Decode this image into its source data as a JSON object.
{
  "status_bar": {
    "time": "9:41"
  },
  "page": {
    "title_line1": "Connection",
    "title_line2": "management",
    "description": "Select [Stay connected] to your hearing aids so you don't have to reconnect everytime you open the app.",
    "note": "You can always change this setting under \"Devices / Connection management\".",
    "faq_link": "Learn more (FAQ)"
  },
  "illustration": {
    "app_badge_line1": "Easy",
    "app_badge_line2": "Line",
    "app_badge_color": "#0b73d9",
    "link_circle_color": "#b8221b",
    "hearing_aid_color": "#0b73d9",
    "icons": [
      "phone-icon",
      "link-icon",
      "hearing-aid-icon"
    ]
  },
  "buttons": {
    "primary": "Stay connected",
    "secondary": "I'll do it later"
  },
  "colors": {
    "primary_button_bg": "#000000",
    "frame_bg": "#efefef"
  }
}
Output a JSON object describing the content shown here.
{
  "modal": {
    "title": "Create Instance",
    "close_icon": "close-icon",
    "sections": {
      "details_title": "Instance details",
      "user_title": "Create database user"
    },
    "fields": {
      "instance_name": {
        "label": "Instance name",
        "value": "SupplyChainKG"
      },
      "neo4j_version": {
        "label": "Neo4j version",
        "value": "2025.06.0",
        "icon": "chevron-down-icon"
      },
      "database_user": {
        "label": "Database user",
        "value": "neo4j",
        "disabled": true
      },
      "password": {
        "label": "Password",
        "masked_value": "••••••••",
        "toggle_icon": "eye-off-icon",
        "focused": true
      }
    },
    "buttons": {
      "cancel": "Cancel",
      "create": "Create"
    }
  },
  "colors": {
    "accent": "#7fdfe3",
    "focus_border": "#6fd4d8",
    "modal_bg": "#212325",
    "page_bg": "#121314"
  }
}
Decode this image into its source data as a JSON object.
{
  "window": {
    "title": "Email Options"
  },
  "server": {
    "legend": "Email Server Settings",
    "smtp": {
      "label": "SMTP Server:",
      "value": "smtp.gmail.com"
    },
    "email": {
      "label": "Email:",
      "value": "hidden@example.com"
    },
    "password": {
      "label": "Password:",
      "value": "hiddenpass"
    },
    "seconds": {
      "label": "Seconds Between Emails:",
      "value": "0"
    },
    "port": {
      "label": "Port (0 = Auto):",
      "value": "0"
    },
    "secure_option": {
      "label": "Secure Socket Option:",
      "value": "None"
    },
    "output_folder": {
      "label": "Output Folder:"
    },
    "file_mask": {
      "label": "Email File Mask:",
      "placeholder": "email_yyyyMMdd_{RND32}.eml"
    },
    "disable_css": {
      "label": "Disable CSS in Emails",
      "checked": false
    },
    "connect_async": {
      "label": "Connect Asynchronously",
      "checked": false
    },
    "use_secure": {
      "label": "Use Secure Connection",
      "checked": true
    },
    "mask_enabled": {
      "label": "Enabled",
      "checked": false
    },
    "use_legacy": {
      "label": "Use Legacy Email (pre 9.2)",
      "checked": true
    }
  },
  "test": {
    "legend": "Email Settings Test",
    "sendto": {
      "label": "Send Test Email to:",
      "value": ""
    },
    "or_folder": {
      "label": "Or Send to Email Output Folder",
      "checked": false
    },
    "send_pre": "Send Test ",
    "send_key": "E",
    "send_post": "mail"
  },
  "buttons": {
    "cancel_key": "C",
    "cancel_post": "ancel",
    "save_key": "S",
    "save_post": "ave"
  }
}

++++++++

◆ **Task details**
All of the data must be returned exactly.

◆ **Written answer**
Decode this image into its source data as a JSON object.
{
  "status_bar": {
    "time": "9:41"
  },
  "page": {
    "title_line1": "Connection",
    "title_line2": "management",
    "description": "Select [Stay connected] to your hearing aids so you don't have to reconnect everytime you open the app.",
    "note": "You can always change this setting under \"Devices / Connection management\".",
    "faq_link": "Learn more (FAQ)"
  },
  "illustration": {
    "app_badge_line1": "Easy",
    "app_badge_line2": "Line",
    "app_badge_color": "#0b73d9",
    "link_circle_color": "#b8221b",
    "hearing_aid_color": "#0b73d9",
    "icons": [
      "phone-icon",
      "link-icon",
      "hearing-aid-icon"
    ]
  },
  "buttons": {
    "primary": "Stay connected",
    "secondary": "I'll do it later"
  },
  "colors": {
    "primary_button_bg": "#000000",
    "frame_bg": "#efefef"
  }
}
Output a JSON object describing the content shown here.
{
  "modal": {
    "title": "Create Instance",
    "close_icon": "close-icon",
    "sections": {
      "details_title": "Instance details",
      "user_title": "Create database user"
    },
    "fields": {
      "instance_name": {
        "label": "Instance name",
        "value": "SupplyChainKG"
      },
      "neo4j_version": {
        "label": "Neo4j version",
        "value": "2025.06.0",
        "icon": "chevron-down-icon"
      },
      "database_user": {
        "label": "Database user",
        "value": "neo4j",
        "disabled": true
      },
      "password": {
        "label": "Password",
        "masked_value": "••••••••",
        "toggle_icon": "eye-off-icon",
        "focused": true
      }
    },
    "buttons": {
      "cancel": "Cancel",
      "create": "Create"
    }
  },
  "colors": {
    "accent": "#7fdfe3",
    "focus_border": "#6fd4d8",
    "modal_bg": "#212325",
    "page_bg": "#121314"
  }
}
Decode this image into its source data as a JSON object.
{
  "window": {
    "title": "Email Options"
  },
  "server": {
    "legend": "Email Server Settings",
    "smtp": {
      "label": "SMTP Server:",
      "value": "smtp.gmail.com"
    },
    "email": {
      "label": "Email:",
      "value": "hidden@example.com"
    },
    "password": {
      "label": "Password:",
      "value": "hiddenpass"
    },
    "seconds": {
      "label": "Seconds Between Emails:",
      "value": "0"
    },
    "port": {
      "label": "Port (0 = Auto):",
      "value": "0"
    },
    "secure_option": {
      "label": "Secure Socket Option:",
      "value": "None"
    },
    "output_folder": {
      "label": "Output Folder:"
    },
    "file_mask": {
      "label": "Email File Mask:",
      "placeholder": "email_yyyyMMdd_{RND32}.eml"
    },
    "disable_css": {
      "label": "Disable CSS in Emails",
      "checked": false
    },
    "connect_async": {
      "label": "Connect Asynchronously",
      "checked": false
    },
    "use_secure": {
      "label": "Use Secure Connection",
      "checked": true
    },
    "mask_enabled": {
      "label": "Enabled",
      "checked": false
    },
    "use_legacy": {
      "label": "Use Legacy Email (pre 9.2)",
      "checked": true
    }
  },
  "test": {
    "legend": "Email Settings Test",
    "sendto": {
      "label": "Send Test Email to:",
      "value": ""
    },
    "or_folder": {
      "label": "Or Send to Email Output Folder",
      "checked": false
    },
    "send_pre": "Send Test ",
    "send_key": "E",
    "send_post": "mail"
  },
  "buttons": {
    "cancel_key": "C",
    "cancel_post": "ancel",
    "save_key": "S",
    "save_post": "ave"
  }
}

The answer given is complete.